What is required —
Copy all lines holding the word "Difference" from the entries.

Data for the task —
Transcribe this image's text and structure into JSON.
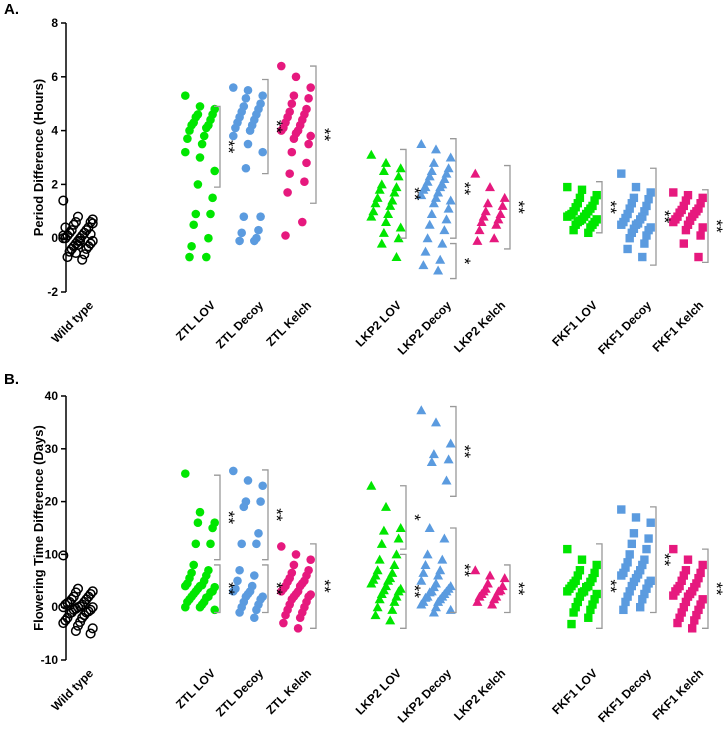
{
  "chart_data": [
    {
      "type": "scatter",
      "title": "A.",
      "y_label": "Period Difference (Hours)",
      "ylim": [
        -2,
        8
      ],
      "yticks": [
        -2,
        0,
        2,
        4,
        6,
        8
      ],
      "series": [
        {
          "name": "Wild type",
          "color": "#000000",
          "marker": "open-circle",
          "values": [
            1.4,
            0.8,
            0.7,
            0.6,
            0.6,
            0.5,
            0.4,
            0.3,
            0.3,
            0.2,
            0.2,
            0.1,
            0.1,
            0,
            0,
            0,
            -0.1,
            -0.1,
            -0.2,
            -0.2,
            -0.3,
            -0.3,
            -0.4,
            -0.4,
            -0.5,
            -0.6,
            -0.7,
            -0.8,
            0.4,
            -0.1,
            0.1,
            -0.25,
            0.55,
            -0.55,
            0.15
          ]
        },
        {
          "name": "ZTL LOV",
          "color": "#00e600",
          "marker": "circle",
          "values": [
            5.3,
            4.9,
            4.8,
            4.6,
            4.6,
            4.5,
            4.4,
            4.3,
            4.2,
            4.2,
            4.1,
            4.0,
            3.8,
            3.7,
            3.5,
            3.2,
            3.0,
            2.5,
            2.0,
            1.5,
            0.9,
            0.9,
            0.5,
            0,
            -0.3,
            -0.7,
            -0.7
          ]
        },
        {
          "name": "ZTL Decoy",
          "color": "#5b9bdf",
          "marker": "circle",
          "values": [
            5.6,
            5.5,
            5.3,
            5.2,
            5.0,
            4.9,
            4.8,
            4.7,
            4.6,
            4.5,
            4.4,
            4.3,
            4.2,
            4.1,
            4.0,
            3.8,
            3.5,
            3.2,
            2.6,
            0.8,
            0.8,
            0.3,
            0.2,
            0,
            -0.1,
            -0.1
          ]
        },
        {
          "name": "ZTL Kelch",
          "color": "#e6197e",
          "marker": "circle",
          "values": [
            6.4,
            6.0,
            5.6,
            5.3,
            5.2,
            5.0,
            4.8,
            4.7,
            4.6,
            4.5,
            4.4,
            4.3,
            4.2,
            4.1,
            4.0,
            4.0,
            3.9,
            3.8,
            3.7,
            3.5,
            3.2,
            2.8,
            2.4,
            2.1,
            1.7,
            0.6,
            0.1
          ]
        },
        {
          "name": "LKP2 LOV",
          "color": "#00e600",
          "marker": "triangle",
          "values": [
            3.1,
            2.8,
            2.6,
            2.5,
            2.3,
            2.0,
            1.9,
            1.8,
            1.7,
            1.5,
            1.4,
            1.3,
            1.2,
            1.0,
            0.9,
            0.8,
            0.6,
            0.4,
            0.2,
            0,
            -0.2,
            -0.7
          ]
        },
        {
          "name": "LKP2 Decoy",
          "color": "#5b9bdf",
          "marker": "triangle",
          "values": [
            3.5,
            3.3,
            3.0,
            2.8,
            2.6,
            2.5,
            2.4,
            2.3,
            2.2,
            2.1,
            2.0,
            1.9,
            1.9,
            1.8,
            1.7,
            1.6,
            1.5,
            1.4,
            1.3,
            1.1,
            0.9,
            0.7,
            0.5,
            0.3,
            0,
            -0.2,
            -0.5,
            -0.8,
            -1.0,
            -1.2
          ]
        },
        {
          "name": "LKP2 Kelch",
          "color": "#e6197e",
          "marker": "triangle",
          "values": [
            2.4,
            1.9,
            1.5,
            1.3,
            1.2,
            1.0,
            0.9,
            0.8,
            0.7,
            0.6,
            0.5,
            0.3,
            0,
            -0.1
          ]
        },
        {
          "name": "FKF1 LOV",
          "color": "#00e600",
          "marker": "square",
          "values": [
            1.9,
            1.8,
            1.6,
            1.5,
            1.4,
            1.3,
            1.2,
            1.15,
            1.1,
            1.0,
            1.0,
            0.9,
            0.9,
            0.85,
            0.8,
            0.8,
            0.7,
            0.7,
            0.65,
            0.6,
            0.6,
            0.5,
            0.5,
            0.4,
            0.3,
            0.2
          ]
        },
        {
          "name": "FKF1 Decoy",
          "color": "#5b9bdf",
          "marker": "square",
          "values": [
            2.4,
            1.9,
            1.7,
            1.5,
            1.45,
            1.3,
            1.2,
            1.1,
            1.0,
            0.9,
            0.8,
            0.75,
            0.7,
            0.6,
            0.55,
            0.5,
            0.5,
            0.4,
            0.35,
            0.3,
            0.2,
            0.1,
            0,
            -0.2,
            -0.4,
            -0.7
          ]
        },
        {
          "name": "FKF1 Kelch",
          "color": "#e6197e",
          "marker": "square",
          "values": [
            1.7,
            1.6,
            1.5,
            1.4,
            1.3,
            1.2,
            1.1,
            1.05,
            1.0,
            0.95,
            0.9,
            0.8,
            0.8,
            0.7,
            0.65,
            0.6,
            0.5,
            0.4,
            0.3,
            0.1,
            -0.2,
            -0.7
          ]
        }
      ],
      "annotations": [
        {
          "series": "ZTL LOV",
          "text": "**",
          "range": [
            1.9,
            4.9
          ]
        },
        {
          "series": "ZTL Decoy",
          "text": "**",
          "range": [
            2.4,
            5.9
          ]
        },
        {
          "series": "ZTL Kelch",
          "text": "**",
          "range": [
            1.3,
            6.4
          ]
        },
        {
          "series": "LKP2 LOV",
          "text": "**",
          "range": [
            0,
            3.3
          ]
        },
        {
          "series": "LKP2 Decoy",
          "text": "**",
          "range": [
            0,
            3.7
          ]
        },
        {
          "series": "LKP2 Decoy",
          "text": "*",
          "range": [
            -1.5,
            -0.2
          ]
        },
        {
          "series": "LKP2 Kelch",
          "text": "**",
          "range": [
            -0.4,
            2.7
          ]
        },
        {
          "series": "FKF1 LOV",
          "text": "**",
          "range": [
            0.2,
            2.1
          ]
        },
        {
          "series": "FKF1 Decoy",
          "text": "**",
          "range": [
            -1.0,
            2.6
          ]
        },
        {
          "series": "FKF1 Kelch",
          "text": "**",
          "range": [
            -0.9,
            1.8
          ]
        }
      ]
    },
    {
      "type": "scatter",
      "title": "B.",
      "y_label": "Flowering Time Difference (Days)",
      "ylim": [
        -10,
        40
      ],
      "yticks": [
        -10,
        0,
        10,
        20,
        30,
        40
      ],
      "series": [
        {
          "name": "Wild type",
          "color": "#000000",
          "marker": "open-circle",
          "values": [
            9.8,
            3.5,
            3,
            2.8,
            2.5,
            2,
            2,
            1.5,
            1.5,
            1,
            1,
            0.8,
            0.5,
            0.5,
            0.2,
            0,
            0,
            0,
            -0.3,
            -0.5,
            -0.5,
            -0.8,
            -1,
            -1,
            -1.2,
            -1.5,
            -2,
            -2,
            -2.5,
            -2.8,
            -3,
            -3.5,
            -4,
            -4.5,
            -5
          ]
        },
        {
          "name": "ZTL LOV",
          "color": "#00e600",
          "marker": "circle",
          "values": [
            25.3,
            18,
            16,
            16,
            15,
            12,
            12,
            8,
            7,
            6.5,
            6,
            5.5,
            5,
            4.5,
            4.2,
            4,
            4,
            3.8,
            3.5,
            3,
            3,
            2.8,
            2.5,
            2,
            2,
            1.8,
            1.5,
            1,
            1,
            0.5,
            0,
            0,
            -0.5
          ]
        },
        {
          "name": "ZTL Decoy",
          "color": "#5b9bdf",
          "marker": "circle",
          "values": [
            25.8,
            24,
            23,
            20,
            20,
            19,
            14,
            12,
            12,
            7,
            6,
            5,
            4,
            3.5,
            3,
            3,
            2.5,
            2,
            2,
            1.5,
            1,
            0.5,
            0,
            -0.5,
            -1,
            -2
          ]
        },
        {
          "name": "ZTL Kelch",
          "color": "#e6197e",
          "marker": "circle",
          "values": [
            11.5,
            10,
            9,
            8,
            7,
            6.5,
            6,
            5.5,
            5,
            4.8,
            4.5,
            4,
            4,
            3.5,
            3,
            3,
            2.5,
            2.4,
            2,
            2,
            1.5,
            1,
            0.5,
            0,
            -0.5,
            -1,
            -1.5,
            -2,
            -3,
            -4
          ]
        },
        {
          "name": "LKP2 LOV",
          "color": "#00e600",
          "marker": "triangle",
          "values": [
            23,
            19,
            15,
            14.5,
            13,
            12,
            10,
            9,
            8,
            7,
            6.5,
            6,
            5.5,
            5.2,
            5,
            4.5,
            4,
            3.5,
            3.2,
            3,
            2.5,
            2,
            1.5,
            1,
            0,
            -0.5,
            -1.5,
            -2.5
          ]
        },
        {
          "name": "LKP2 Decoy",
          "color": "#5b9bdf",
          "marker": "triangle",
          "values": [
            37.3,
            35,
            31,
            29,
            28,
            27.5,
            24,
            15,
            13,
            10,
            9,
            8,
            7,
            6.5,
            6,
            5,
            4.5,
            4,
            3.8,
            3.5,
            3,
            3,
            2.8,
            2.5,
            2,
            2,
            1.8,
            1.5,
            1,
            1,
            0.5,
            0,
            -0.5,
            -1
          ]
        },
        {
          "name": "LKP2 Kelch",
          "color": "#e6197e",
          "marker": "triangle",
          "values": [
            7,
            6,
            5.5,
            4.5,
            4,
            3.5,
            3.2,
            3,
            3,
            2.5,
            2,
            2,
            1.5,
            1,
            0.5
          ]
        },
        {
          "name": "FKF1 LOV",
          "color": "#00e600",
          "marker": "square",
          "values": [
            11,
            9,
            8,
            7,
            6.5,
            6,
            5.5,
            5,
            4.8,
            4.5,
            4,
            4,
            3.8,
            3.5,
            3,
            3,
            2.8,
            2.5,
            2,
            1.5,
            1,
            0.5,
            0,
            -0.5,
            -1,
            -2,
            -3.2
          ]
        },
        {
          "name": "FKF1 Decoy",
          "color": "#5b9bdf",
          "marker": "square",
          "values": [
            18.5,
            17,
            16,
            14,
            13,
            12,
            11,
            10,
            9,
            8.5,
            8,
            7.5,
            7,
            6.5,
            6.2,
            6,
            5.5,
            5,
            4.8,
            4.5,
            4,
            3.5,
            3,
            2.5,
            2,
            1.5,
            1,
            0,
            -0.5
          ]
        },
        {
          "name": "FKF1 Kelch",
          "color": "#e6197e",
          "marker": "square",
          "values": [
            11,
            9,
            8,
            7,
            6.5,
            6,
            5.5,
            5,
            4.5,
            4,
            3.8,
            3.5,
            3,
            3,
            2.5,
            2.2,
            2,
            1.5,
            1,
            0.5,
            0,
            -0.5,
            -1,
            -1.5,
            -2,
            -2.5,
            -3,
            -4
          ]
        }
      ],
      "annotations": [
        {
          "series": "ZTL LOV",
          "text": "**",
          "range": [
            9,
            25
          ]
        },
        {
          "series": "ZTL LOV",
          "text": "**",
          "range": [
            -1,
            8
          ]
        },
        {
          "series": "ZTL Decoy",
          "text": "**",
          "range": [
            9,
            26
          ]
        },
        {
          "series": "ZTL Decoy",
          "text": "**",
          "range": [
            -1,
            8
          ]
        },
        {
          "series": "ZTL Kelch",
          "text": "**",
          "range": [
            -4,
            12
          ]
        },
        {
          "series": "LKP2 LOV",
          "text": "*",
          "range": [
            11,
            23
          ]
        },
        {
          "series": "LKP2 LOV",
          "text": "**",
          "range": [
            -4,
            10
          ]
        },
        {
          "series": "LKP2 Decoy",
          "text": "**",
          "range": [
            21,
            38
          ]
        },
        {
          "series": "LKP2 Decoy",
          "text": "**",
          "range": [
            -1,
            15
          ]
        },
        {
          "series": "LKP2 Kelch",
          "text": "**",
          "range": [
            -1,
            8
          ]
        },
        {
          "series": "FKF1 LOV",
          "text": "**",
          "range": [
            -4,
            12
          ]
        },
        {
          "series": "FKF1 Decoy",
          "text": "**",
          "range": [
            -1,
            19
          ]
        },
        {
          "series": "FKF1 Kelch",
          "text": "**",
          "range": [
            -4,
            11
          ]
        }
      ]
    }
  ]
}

Reply to the task —
      "y_label": "Period Difference (Hours)",
      "y_label": "Flowering Time Difference (Days)",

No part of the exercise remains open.